#### EXTRACTED ENTRIES ####
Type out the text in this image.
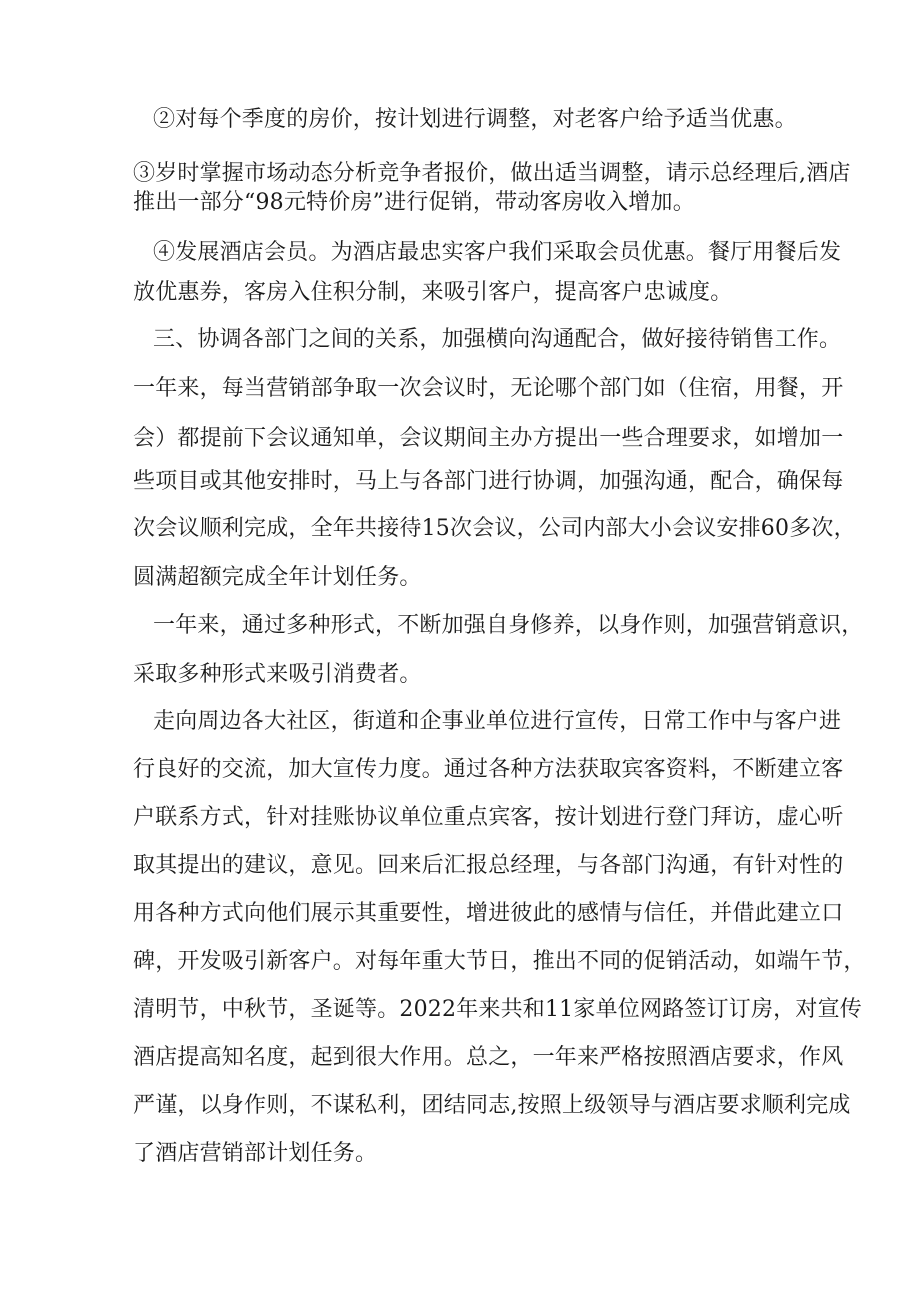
②对每个季度的房价，按计划进行调整，对老客户给予适当优惠。
③岁时掌握市场动态分析竞争者报价，做出适当调整，请示总经理后,酒店
推出一部分“98元特价房”进行促销，带动客房收入增加。
④发展酒店会员。为酒店最忠实客户我们采取会员优惠。餐厅用餐后发
放优惠券，客房入住积分制，来吸引客户，提高客户忠诚度。
三、协调各部门之间的关系，加强横向沟通配合，做好接待销售工作。
一年来，每当营销部争取一次会议时，无论哪个部门如（住宿，用餐，开
会）都提前下会议通知单，会议期间主办方提出一些合理要求，如增加一
些项目或其他安排时，马上与各部门进行协调，加强沟通，配合，确保每
次会议顺利完成，全年共接待15次会议，公司内部大小会议安排60多次，
圆满超额完成全年计划任务。
一年来，通过多种形式，不断加强自身修养，以身作则，加强营销意识，
采取多种形式来吸引消费者。
走向周边各大社区，街道和企事业单位进行宣传，日常工作中与客户进
行良好的交流，加大宣传力度。通过各种方法获取宾客资料，不断建立客
户联系方式，针对挂账协议单位重点宾客，按计划进行登门拜访，虚心听
取其提出的建议，意见。回来后汇报总经理，与各部门沟通，有针对性的
用各种方式向他们展示其重要性，增进彼此的感情与信任，并借此建立口
碑，开发吸引新客户。对每年重大节日，推出不同的促销活动，如端午节，
清明节，中秋节，圣诞等。2022年来共和11家单位网路签订订房，对宣传
酒店提高知名度，起到很大作用。总之，一年来严格按照酒店要求，作风
严谨，以身作则，不谋私利，团结同志,按照上级领导与酒店要求顺利完成
了酒店营销部计划任务。
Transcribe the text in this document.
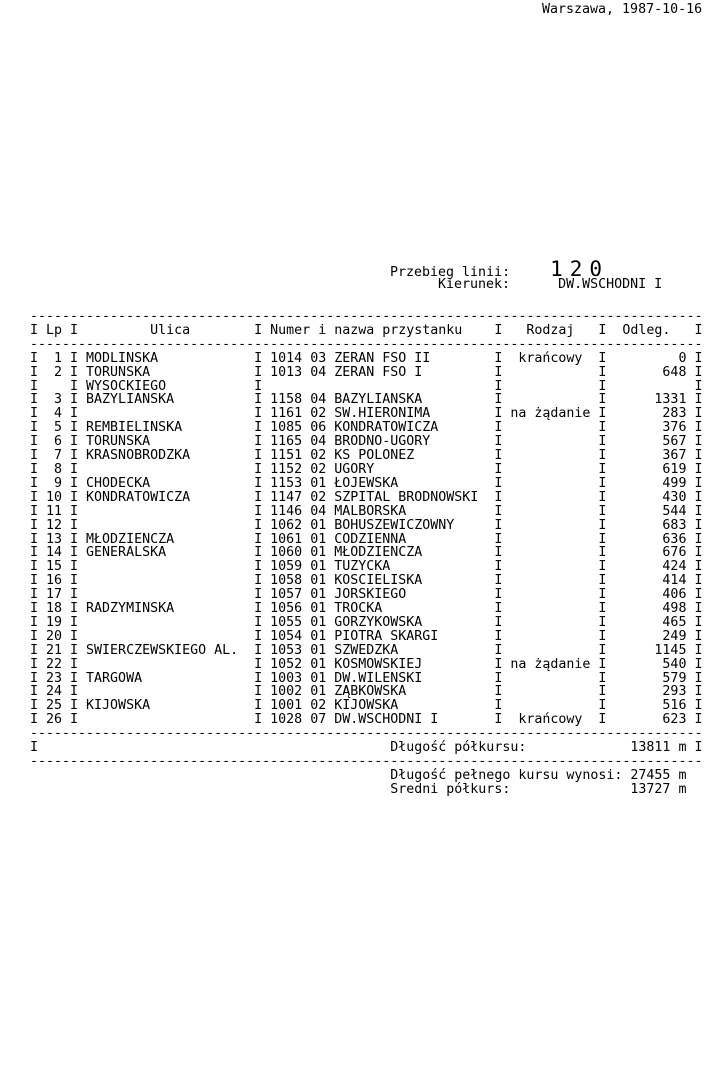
Warszawa, 1987-10-16
Przebieg linii: 120
Kierunek:	DW.WSCHODNI I
------------------------------------------------------------------------------------
I Lp I         Ulica        I Numer i nazwa przystanku    I   Rodzaj   I  Odleg.   I
------------------------------------------------------------------------------------
I  1 I MODLINSKA            I 1014 03 ZERAN FSO II        I  krańcowy  I         0 I
I  2 I TORUNSKA             I 1013 04 ZERAN FSO I         I            I       648 I
I    I WYSOCKIEGO           I                             I            I           I
I  3 I BAZYLIANSKA          I 1158 04 BAZYLIANSKA         I            I      1331 I
I  4 I                      I 1161 02 SW.HIERONIMA        I na żądanie I       283 I
I  5 I REMBIELINSKA         I 1085 06 KONDRATOWICZA       I            I       376 I
I  6 I TORUNSKA             I 1165 04 BRODNO-UGORY        I            I       567 I
I  7 I KRASNOBRODZKA        I 1151 02 KS POLONEZ          I            I       367 I
I  8 I                      I 1152 02 UGORY               I            I       619 I
I  9 I CHODECKA             I 1153 01 ŁOJEWSKA            I            I       499 I
I 10 I KONDRATOWICZA        I 1147 02 SZPITAL BRODNOWSKI  I            I       430 I
I 11 I                      I 1146 04 MALBORSKA           I            I       544 I
I 12 I                      I 1062 01 BOHUSZEWICZOWNY     I            I       683 I
I 13 I MŁODZIENCZA          I 1061 01 CODZIENNA           I            I       636 I
I 14 I GENERALSKA           I 1060 01 MŁODZIENCZA         I            I       676 I
I 15 I                      I 1059 01 TUZYCKA             I            I       424 I
I 16 I                      I 1058 01 KOSCIELISKA         I            I       414 I
I 17 I                      I 1057 01 JORSKIEGO           I            I       406 I
I 18 I RADZYMINSKA          I 1056 01 TROCKA              I            I       498 I
I 19 I                      I 1055 01 GORZYKOWSKA         I            I       465 I
I 20 I                      I 1054 01 PIOTRA SKARGI       I            I       249 I
I 21 I SWIERCZEWSKIEGO AL.  I 1053 01 SZWEDZKA            I            I      1145 I
I 22 I                      I 1052 01 KOSMOWSKIEJ         I na żądanie I       540 I
I 23 I TARGOWA              I 1003 01 DW.WILENSKI         I            I       579 I
I 24 I                      I 1002 01 ZĄBKOWSKA           I            I       293 I
I 25 I KIJOWSKA             I 1001 02 KIJOWSKA            I            I       516 I
I 26 I                      I 1028 07 DW.WSCHODNI I       I  krańcowy  I       623 I
------------------------------------------------------------------------------------
I                                            Długość półkursu:             13811 m I
------------------------------------------------------------------------------------
Długość pełnego kursu wynosi: 27455 m
Sredni półkurs:               13727 m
####
**REQUIRED TASK**
Print out every entry above without changing a word, and leave out the pictures.

**RESULT OF THIS TASK**
Type out the text in this image.
②对每个季度的房价，按计划进行调整，对老客户给予适当优惠。
③岁时掌握市场动态分析竞争者报价，做出适当调整，请示总经理后,酒店
推出一部分“98元特价房”进行促销，带动客房收入增加。
④发展酒店会员。为酒店最忠实客户我们采取会员优惠。餐厅用餐后发
放优惠券，客房入住积分制，来吸引客户，提高客户忠诚度。
三、协调各部门之间的关系，加强横向沟通配合，做好接待销售工作。
一年来，每当营销部争取一次会议时，无论哪个部门如（住宿，用餐，开
会）都提前下会议通知单，会议期间主办方提出一些合理要求，如增加一
些项目或其他安排时，马上与各部门进行协调，加强沟通，配合，确保每
次会议顺利完成，全年共接待15次会议，公司内部大小会议安排60多次，
圆满超额完成全年计划任务。
一年来，通过多种形式，不断加强自身修养，以身作则，加强营销意识，
采取多种形式来吸引消费者。
走向周边各大社区，街道和企事业单位进行宣传，日常工作中与客户进
行良好的交流，加大宣传力度。通过各种方法获取宾客资料，不断建立客
户联系方式，针对挂账协议单位重点宾客，按计划进行登门拜访，虚心听
取其提出的建议，意见。回来后汇报总经理，与各部门沟通，有针对性的
用各种方式向他们展示其重要性，增进彼此的感情与信任，并借此建立口
碑，开发吸引新客户。对每年重大节日，推出不同的促销活动，如端午节，
清明节，中秋节，圣诞等。2022年来共和11家单位网路签订订房，对宣传
酒店提高知名度，起到很大作用。总之，一年来严格按照酒店要求，作风
严谨，以身作则，不谋私利，团结同志,按照上级领导与酒店要求顺利完成
了酒店营销部计划任务。
Transcribe the text in this document.
Warszawa, 1987-10-16
Przebieg linii: 120
Kierunek:	DW.WSCHODNI I
------------------------------------------------------------------------------------
I Lp I         Ulica        I Numer i nazwa przystanku    I   Rodzaj   I  Odleg.   I
------------------------------------------------------------------------------------
I  1 I MODLINSKA            I 1014 03 ZERAN FSO II        I  krańcowy  I         0 I
I  2 I TORUNSKA             I 1013 04 ZERAN FSO I         I            I       648 I
I    I WYSOCKIEGO           I                             I            I           I
I  3 I BAZYLIANSKA          I 1158 04 BAZYLIANSKA         I            I      1331 I
I  4 I                      I 1161 02 SW.HIERONIMA        I na żądanie I       283 I
I  5 I REMBIELINSKA         I 1085 06 KONDRATOWICZA       I            I       376 I
I  6 I TORUNSKA             I 1165 04 BRODNO-UGORY        I            I       567 I
I  7 I KRASNOBRODZKA        I 1151 02 KS POLONEZ          I            I       367 I
I  8 I                      I 1152 02 UGORY               I            I       619 I
I  9 I CHODECKA             I 1153 01 ŁOJEWSKA            I            I       499 I
I 10 I KONDRATOWICZA        I 1147 02 SZPITAL BRODNOWSKI  I            I       430 I
I 11 I                      I 1146 04 MALBORSKA           I            I       544 I
I 12 I                      I 1062 01 BOHUSZEWICZOWNY     I            I       683 I
I 13 I MŁODZIENCZA          I 1061 01 CODZIENNA           I            I       636 I
I 14 I GENERALSKA           I 1060 01 MŁODZIENCZA         I            I       676 I
I 15 I                      I 1059 01 TUZYCKA             I            I       424 I
I 16 I                      I 1058 01 KOSCIELISKA         I            I       414 I
I 17 I                      I 1057 01 JORSKIEGO           I            I       406 I
I 18 I RADZYMINSKA          I 1056 01 TROCKA              I            I       498 I
I 19 I                      I 1055 01 GORZYKOWSKA         I            I       465 I
I 20 I                      I 1054 01 PIOTRA SKARGI       I            I       249 I
I 21 I SWIERCZEWSKIEGO AL.  I 1053 01 SZWEDZKA            I            I      1145 I
I 22 I                      I 1052 01 KOSMOWSKIEJ         I na żądanie I       540 I
I 23 I TARGOWA              I 1003 01 DW.WILENSKI         I            I       579 I
I 24 I                      I 1002 01 ZĄBKOWSKA           I            I       293 I
I 25 I KIJOWSKA             I 1001 02 KIJOWSKA            I            I       516 I
I 26 I                      I 1028 07 DW.WSCHODNI I       I  krańcowy  I       623 I
------------------------------------------------------------------------------------
I                                            Długość półkursu:             13811 m I
------------------------------------------------------------------------------------
Długość pełnego kursu wynosi: 27455 m
Sredni półkurs:               13727 m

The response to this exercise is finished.